STATED TASK:
Without the pictures, output the records below word for word.

--- Begin ENTRIES ---

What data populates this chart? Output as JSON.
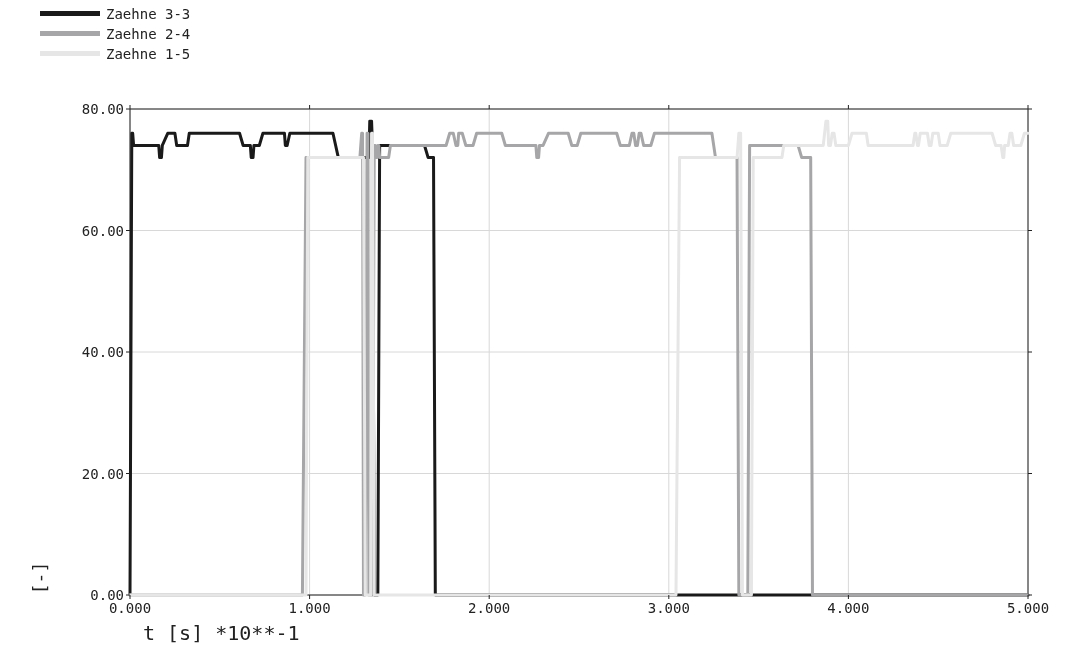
{
  "chart_data": {
    "type": "line",
    "xlabel": "t [s] *10**-1",
    "ylabel": "[-]",
    "xlim": [
      0,
      5
    ],
    "ylim": [
      0,
      80
    ],
    "xticks": [
      {
        "value": 0,
        "label": "0.000"
      },
      {
        "value": 1,
        "label": "1.000"
      },
      {
        "value": 2,
        "label": "2.000"
      },
      {
        "value": 3,
        "label": "3.000"
      },
      {
        "value": 4,
        "label": "4.000"
      },
      {
        "value": 5,
        "label": "5.000"
      }
    ],
    "yticks": [
      {
        "value": 0,
        "label": "0.00"
      },
      {
        "value": 20,
        "label": "20.00"
      },
      {
        "value": 40,
        "label": "40.00"
      },
      {
        "value": 60,
        "label": "60.00"
      },
      {
        "value": 80,
        "label": "80.00"
      }
    ],
    "grid": true,
    "legend": "top left",
    "line_style": "solid",
    "marker": "none",
    "series": [
      {
        "name": "Zaehne 3-3",
        "color": "#1a1a1a",
        "x": [
          0,
          0.01,
          0.015,
          0.02,
          0.16,
          0.165,
          0.175,
          0.18,
          0.21,
          0.25,
          0.26,
          0.32,
          0.33,
          0.61,
          0.63,
          0.67,
          0.675,
          0.685,
          0.69,
          0.72,
          0.74,
          0.86,
          0.865,
          0.875,
          0.89,
          1.13,
          1.16,
          1.33,
          1.335,
          1.345,
          1.35,
          1.36,
          1.38,
          1.39,
          1.64,
          1.66,
          1.69,
          1.7,
          5
        ],
        "values": [
          0,
          76,
          76,
          74,
          74,
          72,
          72,
          74,
          76,
          76,
          74,
          74,
          76,
          76,
          74,
          74,
          72,
          72,
          74,
          74,
          76,
          76,
          74,
          74,
          76,
          76,
          72,
          72,
          78,
          78,
          74,
          0,
          0,
          74,
          74,
          72,
          72,
          0,
          0
        ]
      },
      {
        "name": "Zaehne 2-4",
        "color": "#a6a6a8",
        "x": [
          0,
          0.96,
          0.98,
          1.28,
          1.29,
          1.295,
          1.3,
          1.31,
          1.32,
          1.325,
          1.33,
          1.35,
          1.36,
          1.365,
          1.37,
          1.375,
          1.38,
          1.385,
          1.39,
          1.44,
          1.45,
          1.76,
          1.78,
          1.8,
          1.815,
          1.825,
          1.83,
          1.85,
          1.87,
          1.91,
          1.93,
          2.07,
          2.09,
          2.26,
          2.265,
          2.275,
          2.28,
          2.3,
          2.33,
          2.44,
          2.46,
          2.49,
          2.51,
          2.71,
          2.73,
          2.78,
          2.795,
          2.805,
          2.815,
          2.825,
          2.835,
          2.845,
          2.86,
          2.9,
          2.92,
          3.24,
          3.26,
          3.38,
          3.39,
          3.44,
          3.45,
          3.72,
          3.74,
          3.79,
          3.8,
          5
        ],
        "values": [
          0,
          0,
          72,
          72,
          76,
          76,
          0,
          0,
          76,
          76,
          0,
          0,
          74,
          74,
          72,
          72,
          74,
          74,
          72,
          72,
          74,
          74,
          76,
          76,
          74,
          74,
          76,
          76,
          74,
          74,
          76,
          76,
          74,
          74,
          72,
          72,
          74,
          74,
          76,
          76,
          74,
          74,
          76,
          76,
          74,
          74,
          76,
          76,
          74,
          74,
          76,
          76,
          74,
          74,
          76,
          76,
          72,
          72,
          0,
          0,
          74,
          74,
          72,
          72,
          0,
          0
        ]
      },
      {
        "name": "Zaehne 1-5",
        "color": "#e6e6e6",
        "x": [
          0,
          0.98,
          0.99,
          1.3,
          1.31,
          1.34,
          1.345,
          1.35,
          1.36,
          3.04,
          3.06,
          3.38,
          3.39,
          3.4,
          3.41,
          3.46,
          3.47,
          3.63,
          3.64,
          3.86,
          3.875,
          3.885,
          3.89,
          3.9,
          3.91,
          3.92,
          3.93,
          4,
          4.02,
          4.1,
          4.11,
          4.36,
          4.37,
          4.375,
          4.385,
          4.39,
          4.4,
          4.44,
          4.45,
          4.46,
          4.47,
          4.5,
          4.51,
          4.55,
          4.57,
          4.8,
          4.82,
          4.85,
          4.86,
          4.865,
          4.87,
          4.89,
          4.9,
          4.91,
          4.92,
          4.96,
          4.98,
          5
        ],
        "values": [
          0,
          0,
          72,
          72,
          0,
          0,
          76,
          76,
          0,
          0,
          72,
          72,
          76,
          76,
          0,
          0,
          72,
          72,
          74,
          74,
          78,
          78,
          74,
          74,
          76,
          76,
          74,
          74,
          76,
          76,
          74,
          74,
          76,
          76,
          74,
          74,
          76,
          76,
          74,
          74,
          76,
          76,
          74,
          74,
          76,
          76,
          74,
          74,
          72,
          72,
          74,
          74,
          76,
          76,
          74,
          74,
          76,
          76
        ]
      }
    ]
  }
}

--- End ENTRIES ---

COMPLETE ANSWER:
What data populates this chart? Output as JSON.
{
  "chart_data": {
    "type": "line",
    "xlabel": "t [s] *10**-1",
    "ylabel": "[-]",
    "xlim": [
      0,
      5
    ],
    "ylim": [
      0,
      80
    ],
    "xticks": [
      {
        "value": 0,
        "label": "0.000"
      },
      {
        "value": 1,
        "label": "1.000"
      },
      {
        "value": 2,
        "label": "2.000"
      },
      {
        "value": 3,
        "label": "3.000"
      },
      {
        "value": 4,
        "label": "4.000"
      },
      {
        "value": 5,
        "label": "5.000"
      }
    ],
    "yticks": [
      {
        "value": 0,
        "label": "0.00"
      },
      {
        "value": 20,
        "label": "20.00"
      },
      {
        "value": 40,
        "label": "40.00"
      },
      {
        "value": 60,
        "label": "60.00"
      },
      {
        "value": 80,
        "label": "80.00"
      }
    ],
    "grid": true,
    "legend": "top left",
    "line_style": "solid",
    "marker": "none",
    "series": [
      {
        "name": "Zaehne 3-3",
        "color": "#1a1a1a",
        "x": [
          0,
          0.01,
          0.015,
          0.02,
          0.16,
          0.165,
          0.175,
          0.18,
          0.21,
          0.25,
          0.26,
          0.32,
          0.33,
          0.61,
          0.63,
          0.67,
          0.675,
          0.685,
          0.69,
          0.72,
          0.74,
          0.86,
          0.865,
          0.875,
          0.89,
          1.13,
          1.16,
          1.33,
          1.335,
          1.345,
          1.35,
          1.36,
          1.38,
          1.39,
          1.64,
          1.66,
          1.69,
          1.7,
          5
        ],
        "values": [
          0,
          76,
          76,
          74,
          74,
          72,
          72,
          74,
          76,
          76,
          74,
          74,
          76,
          76,
          74,
          74,
          72,
          72,
          74,
          74,
          76,
          76,
          74,
          74,
          76,
          76,
          72,
          72,
          78,
          78,
          74,
          0,
          0,
          74,
          74,
          72,
          72,
          0,
          0
        ]
      },
      {
        "name": "Zaehne 2-4",
        "color": "#a6a6a8",
        "x": [
          0,
          0.96,
          0.98,
          1.28,
          1.29,
          1.295,
          1.3,
          1.31,
          1.32,
          1.325,
          1.33,
          1.35,
          1.36,
          1.365,
          1.37,
          1.375,
          1.38,
          1.385,
          1.39,
          1.44,
          1.45,
          1.76,
          1.78,
          1.8,
          1.815,
          1.825,
          1.83,
          1.85,
          1.87,
          1.91,
          1.93,
          2.07,
          2.09,
          2.26,
          2.265,
          2.275,
          2.28,
          2.3,
          2.33,
          2.44,
          2.46,
          2.49,
          2.51,
          2.71,
          2.73,
          2.78,
          2.795,
          2.805,
          2.815,
          2.825,
          2.835,
          2.845,
          2.86,
          2.9,
          2.92,
          3.24,
          3.26,
          3.38,
          3.39,
          3.44,
          3.45,
          3.72,
          3.74,
          3.79,
          3.8,
          5
        ],
        "values": [
          0,
          0,
          72,
          72,
          76,
          76,
          0,
          0,
          76,
          76,
          0,
          0,
          74,
          74,
          72,
          72,
          74,
          74,
          72,
          72,
          74,
          74,
          76,
          76,
          74,
          74,
          76,
          76,
          74,
          74,
          76,
          76,
          74,
          74,
          72,
          72,
          74,
          74,
          76,
          76,
          74,
          74,
          76,
          76,
          74,
          74,
          76,
          76,
          74,
          74,
          76,
          76,
          74,
          74,
          76,
          76,
          72,
          72,
          0,
          0,
          74,
          74,
          72,
          72,
          0,
          0
        ]
      },
      {
        "name": "Zaehne 1-5",
        "color": "#e6e6e6",
        "x": [
          0,
          0.98,
          0.99,
          1.3,
          1.31,
          1.34,
          1.345,
          1.35,
          1.36,
          3.04,
          3.06,
          3.38,
          3.39,
          3.4,
          3.41,
          3.46,
          3.47,
          3.63,
          3.64,
          3.86,
          3.875,
          3.885,
          3.89,
          3.9,
          3.91,
          3.92,
          3.93,
          4,
          4.02,
          4.1,
          4.11,
          4.36,
          4.37,
          4.375,
          4.385,
          4.39,
          4.4,
          4.44,
          4.45,
          4.46,
          4.47,
          4.5,
          4.51,
          4.55,
          4.57,
          4.8,
          4.82,
          4.85,
          4.86,
          4.865,
          4.87,
          4.89,
          4.9,
          4.91,
          4.92,
          4.96,
          4.98,
          5
        ],
        "values": [
          0,
          0,
          72,
          72,
          0,
          0,
          76,
          76,
          0,
          0,
          72,
          72,
          76,
          76,
          0,
          0,
          72,
          72,
          74,
          74,
          78,
          78,
          74,
          74,
          76,
          76,
          74,
          74,
          76,
          76,
          74,
          74,
          76,
          76,
          74,
          74,
          76,
          76,
          74,
          74,
          76,
          76,
          74,
          74,
          76,
          76,
          74,
          74,
          72,
          72,
          74,
          74,
          76,
          76,
          74,
          74,
          76,
          76
        ]
      }
    ]
  }
}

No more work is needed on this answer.